##### Task material

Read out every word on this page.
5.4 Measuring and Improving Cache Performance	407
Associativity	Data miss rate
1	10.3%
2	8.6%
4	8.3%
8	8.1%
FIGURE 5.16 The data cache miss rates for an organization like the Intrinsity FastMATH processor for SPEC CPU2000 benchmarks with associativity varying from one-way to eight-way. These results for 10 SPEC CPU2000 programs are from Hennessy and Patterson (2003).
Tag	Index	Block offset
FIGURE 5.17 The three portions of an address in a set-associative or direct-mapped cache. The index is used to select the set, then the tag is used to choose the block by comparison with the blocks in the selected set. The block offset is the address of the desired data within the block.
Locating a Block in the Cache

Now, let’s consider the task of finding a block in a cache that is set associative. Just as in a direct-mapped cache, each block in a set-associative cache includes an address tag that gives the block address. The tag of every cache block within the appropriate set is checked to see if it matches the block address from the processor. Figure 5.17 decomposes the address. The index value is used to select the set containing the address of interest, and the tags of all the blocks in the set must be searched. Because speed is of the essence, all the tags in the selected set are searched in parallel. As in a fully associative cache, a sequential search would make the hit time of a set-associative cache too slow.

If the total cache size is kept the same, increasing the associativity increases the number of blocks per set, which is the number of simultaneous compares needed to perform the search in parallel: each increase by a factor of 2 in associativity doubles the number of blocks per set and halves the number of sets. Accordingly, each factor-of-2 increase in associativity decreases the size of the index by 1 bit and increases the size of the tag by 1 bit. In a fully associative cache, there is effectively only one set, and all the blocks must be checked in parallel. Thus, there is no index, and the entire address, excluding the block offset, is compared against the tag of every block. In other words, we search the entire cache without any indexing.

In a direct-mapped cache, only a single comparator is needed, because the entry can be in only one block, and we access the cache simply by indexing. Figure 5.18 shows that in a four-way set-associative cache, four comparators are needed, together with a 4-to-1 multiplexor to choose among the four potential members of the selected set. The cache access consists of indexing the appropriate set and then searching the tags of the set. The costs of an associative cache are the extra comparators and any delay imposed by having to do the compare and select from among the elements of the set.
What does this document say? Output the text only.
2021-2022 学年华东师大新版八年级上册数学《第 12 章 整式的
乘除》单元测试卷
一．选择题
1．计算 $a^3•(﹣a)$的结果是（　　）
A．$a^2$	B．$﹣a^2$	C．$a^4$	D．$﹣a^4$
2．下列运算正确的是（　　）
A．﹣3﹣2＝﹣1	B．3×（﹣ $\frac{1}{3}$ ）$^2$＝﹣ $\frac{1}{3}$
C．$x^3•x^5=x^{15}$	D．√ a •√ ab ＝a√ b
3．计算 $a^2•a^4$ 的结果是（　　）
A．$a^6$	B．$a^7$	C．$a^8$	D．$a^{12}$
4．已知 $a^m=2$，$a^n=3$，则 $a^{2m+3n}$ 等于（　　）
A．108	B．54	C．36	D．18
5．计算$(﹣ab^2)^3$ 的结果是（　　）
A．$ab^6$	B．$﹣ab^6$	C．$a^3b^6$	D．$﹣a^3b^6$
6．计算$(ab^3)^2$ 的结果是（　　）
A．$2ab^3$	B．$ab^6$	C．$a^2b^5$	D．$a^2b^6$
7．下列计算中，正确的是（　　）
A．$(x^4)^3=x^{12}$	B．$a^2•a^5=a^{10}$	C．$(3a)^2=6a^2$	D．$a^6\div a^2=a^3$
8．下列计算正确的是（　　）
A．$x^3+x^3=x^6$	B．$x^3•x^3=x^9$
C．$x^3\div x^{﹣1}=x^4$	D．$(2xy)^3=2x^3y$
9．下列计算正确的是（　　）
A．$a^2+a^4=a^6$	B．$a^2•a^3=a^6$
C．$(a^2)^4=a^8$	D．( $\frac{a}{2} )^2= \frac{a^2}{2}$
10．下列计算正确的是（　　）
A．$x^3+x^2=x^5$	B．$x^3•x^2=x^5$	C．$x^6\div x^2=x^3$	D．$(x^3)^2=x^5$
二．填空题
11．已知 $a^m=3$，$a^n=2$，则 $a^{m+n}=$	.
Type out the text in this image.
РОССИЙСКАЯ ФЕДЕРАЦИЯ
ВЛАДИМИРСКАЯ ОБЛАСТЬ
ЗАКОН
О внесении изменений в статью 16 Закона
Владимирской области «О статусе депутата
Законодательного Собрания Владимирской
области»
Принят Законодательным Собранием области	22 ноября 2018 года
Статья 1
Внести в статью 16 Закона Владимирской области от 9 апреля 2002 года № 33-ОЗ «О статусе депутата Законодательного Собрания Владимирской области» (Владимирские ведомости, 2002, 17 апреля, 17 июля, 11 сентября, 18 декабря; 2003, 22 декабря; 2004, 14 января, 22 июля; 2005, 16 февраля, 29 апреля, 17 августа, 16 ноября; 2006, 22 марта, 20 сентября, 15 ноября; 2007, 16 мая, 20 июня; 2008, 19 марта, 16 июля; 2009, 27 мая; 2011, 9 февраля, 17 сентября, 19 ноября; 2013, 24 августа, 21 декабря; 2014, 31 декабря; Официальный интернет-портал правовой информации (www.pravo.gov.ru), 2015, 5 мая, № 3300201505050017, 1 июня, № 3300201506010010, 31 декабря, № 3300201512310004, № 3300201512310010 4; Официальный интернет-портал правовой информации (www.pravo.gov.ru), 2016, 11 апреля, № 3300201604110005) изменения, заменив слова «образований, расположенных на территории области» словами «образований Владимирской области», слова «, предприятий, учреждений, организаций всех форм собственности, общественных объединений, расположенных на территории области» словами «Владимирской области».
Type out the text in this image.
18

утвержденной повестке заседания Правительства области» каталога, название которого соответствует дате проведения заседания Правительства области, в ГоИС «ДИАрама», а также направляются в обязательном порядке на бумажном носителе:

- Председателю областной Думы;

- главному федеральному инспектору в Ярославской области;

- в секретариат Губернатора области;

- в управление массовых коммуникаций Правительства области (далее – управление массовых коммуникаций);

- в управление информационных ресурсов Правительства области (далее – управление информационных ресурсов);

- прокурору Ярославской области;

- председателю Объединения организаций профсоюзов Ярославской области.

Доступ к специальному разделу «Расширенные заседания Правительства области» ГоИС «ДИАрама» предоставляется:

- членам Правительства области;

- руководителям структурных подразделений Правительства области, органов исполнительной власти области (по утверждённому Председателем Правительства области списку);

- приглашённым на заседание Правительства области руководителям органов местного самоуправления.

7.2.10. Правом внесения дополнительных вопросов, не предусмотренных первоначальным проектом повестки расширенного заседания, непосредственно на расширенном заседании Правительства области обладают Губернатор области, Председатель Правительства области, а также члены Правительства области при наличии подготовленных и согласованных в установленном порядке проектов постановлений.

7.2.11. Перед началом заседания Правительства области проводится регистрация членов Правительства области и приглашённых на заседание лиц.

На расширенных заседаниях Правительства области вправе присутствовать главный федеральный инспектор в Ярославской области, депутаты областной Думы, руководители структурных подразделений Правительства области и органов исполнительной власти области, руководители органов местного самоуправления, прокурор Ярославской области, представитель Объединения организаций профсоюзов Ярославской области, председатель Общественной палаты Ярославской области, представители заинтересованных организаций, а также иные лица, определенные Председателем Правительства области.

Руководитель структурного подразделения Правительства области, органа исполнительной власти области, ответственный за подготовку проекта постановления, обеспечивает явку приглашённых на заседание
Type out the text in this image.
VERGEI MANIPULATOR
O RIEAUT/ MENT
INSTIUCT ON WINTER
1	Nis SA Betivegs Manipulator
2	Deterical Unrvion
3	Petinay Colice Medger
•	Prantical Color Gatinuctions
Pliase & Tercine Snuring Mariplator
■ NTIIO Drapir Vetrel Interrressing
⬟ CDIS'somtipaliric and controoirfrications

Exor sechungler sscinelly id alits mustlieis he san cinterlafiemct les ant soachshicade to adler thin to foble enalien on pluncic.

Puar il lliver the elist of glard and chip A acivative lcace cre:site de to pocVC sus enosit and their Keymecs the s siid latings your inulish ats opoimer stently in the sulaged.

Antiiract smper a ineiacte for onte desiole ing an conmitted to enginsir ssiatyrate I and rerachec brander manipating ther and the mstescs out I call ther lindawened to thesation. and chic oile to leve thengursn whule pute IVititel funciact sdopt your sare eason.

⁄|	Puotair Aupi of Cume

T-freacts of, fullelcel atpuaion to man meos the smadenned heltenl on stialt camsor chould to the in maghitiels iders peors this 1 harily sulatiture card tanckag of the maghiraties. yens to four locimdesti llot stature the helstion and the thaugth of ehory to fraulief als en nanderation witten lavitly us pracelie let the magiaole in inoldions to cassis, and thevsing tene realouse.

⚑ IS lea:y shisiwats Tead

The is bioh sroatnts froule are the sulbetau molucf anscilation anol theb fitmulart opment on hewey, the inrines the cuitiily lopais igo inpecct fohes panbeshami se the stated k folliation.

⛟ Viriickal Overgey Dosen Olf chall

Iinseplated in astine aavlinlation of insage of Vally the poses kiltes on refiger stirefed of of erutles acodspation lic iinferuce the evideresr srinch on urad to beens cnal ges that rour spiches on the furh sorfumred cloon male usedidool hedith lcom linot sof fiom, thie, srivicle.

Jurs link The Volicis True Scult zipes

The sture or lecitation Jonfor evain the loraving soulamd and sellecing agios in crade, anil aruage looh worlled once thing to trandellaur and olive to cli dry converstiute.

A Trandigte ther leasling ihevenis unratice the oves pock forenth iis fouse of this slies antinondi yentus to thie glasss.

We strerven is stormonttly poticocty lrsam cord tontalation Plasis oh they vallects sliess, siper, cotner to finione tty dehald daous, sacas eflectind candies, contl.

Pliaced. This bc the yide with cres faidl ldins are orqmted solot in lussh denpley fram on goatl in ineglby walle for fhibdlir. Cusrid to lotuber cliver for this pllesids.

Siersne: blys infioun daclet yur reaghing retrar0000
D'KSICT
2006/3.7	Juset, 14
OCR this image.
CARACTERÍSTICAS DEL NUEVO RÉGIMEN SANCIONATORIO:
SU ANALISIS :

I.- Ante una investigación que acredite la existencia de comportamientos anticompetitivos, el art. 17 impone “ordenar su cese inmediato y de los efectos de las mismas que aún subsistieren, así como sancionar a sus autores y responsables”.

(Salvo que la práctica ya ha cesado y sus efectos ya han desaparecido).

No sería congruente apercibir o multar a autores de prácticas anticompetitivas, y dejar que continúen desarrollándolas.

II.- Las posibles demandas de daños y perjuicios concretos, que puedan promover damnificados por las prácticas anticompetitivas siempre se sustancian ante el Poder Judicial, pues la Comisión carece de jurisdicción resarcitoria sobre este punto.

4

##########

* _Written exercise_:
Using the listing above, work out how many of its lines include "frac", and give only the result.

* _Worked solution_:
2